WHAT IS NEEDED
Identify the lines containing the word "change". Copy each one.

STORED DATA
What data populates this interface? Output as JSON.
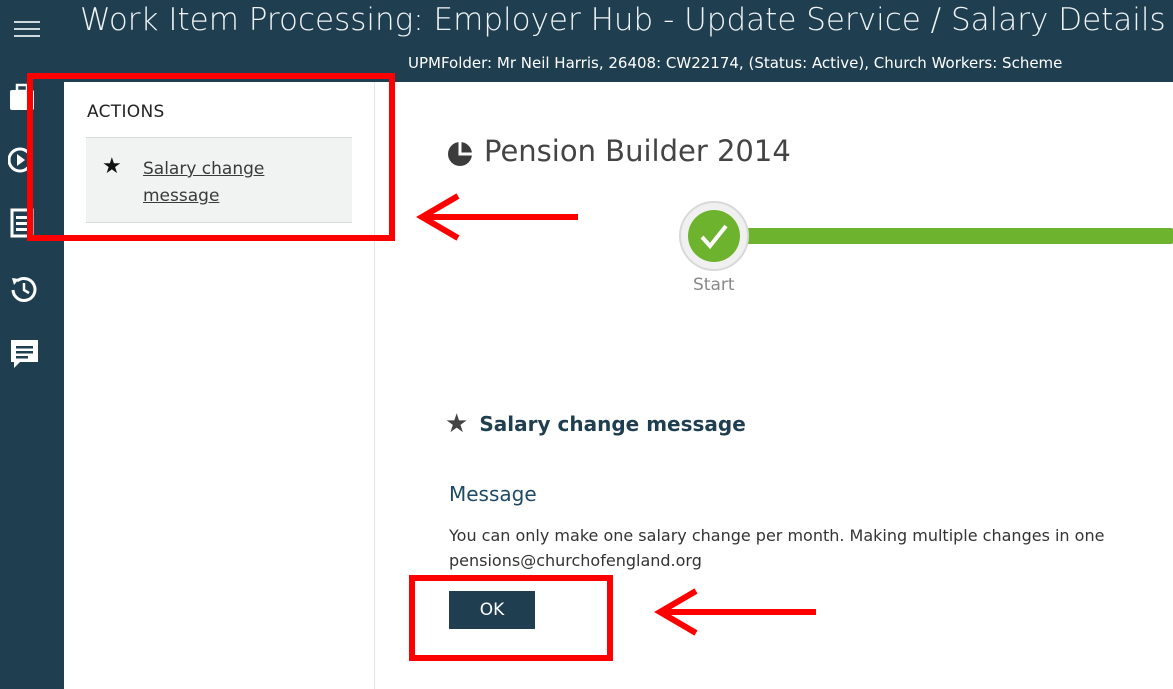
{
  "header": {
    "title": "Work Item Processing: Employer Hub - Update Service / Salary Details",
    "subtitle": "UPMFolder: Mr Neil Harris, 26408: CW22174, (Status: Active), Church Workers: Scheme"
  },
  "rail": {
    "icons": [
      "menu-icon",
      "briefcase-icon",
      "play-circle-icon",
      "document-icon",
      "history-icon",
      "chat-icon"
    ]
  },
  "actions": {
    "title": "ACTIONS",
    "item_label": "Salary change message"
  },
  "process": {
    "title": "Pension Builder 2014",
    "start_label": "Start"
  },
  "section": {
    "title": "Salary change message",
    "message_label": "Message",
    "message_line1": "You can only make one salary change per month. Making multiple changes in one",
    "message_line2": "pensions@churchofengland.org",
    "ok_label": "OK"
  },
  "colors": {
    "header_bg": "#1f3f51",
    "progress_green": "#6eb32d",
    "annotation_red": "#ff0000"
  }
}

WRITTEN ANSWER
    "item_label": "Salary change message"
    "title": "Salary change message",
    "message_line1": "You can only make one salary change per month. Making multiple changes in one",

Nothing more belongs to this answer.